(Extracted data entries)
----
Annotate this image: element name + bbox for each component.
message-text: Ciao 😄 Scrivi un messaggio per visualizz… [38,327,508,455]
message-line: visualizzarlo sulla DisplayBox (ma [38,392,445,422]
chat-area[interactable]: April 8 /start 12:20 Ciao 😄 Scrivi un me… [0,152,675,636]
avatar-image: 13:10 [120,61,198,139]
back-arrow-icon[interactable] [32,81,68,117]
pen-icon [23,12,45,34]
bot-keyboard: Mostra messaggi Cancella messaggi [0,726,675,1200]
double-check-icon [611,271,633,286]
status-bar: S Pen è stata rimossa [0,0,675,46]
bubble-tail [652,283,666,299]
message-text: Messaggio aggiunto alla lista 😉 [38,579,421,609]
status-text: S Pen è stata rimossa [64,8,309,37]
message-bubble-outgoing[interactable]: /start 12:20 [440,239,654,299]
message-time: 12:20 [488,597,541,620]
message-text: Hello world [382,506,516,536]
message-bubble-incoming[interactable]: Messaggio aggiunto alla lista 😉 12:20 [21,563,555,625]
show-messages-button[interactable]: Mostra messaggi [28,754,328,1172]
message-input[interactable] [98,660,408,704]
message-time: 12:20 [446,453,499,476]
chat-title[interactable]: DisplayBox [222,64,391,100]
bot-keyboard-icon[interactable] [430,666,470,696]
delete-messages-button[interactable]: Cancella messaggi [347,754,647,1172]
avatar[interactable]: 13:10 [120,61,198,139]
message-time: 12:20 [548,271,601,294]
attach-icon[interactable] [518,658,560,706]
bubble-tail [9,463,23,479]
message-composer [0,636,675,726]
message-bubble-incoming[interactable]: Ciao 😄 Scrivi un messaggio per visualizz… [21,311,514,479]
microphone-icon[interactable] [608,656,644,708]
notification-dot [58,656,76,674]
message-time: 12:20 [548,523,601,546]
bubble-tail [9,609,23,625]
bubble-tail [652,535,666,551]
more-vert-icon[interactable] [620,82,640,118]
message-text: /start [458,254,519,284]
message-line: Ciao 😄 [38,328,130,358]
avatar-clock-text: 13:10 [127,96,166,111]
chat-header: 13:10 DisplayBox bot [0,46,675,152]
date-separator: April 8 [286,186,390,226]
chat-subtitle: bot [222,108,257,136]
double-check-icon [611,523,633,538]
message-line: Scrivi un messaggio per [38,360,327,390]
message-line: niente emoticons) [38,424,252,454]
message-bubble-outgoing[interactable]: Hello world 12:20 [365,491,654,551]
----
* Problem description
Reproduce all of the lines above word for word.

* Response for this exercise
Annotate this image: element name + bbox for each component.
message-text: Ciao 😄 Scrivi un messaggio per visualizz… [38,327,508,455]
message-line: visualizzarlo sulla DisplayBox (ma [38,392,445,422]
chat-area[interactable]: April 8 /start 12:20 Ciao 😄 Scrivi un me… [0,152,675,636]
avatar-image: 13:10 [120,61,198,139]
back-arrow-icon[interactable] [32,81,68,117]
pen-icon [23,12,45,34]
bot-keyboard: Mostra messaggi Cancella messaggi [0,726,675,1200]
double-check-icon [611,271,633,286]
status-bar: S Pen è stata rimossa [0,0,675,46]
bubble-tail [652,283,666,299]
message-text: Messaggio aggiunto alla lista 😉 [38,579,421,609]
status-text: S Pen è stata rimossa [64,8,309,37]
message-bubble-outgoing[interactable]: /start 12:20 [440,239,654,299]
message-time: 12:20 [488,597,541,620]
message-text: Hello world [382,506,516,536]
message-bubble-incoming[interactable]: Messaggio aggiunto alla lista 😉 12:20 [21,563,555,625]
show-messages-button[interactable]: Mostra messaggi [28,754,328,1172]
message-input[interactable] [98,660,408,704]
message-time: 12:20 [446,453,499,476]
chat-title[interactable]: DisplayBox [222,64,391,100]
bot-keyboard-icon[interactable] [430,666,470,696]
delete-messages-button[interactable]: Cancella messaggi [347,754,647,1172]
avatar[interactable]: 13:10 [120,61,198,139]
message-time: 12:20 [548,271,601,294]
attach-icon[interactable] [518,658,560,706]
bubble-tail [9,463,23,479]
message-composer [0,636,675,726]
message-bubble-incoming[interactable]: Ciao 😄 Scrivi un messaggio per visualizz… [21,311,514,479]
microphone-icon[interactable] [608,656,644,708]
notification-dot [58,656,76,674]
message-time: 12:20 [548,523,601,546]
bubble-tail [9,609,23,625]
bubble-tail [652,535,666,551]
more-vert-icon[interactable] [620,82,640,118]
message-text: /start [458,254,519,284]
message-line: Ciao 😄 [38,328,130,358]
avatar-clock-text: 13:10 [127,96,166,111]
chat-header: 13:10 DisplayBox bot [0,46,675,152]
date-separator: April 8 [286,186,390,226]
chat-subtitle: bot [222,108,257,136]
double-check-icon [611,523,633,538]
message-line: Scrivi un messaggio per [38,360,327,390]
message-line: niente emoticons) [38,424,252,454]
message-bubble-outgoing[interactable]: Hello world 12:20 [365,491,654,551]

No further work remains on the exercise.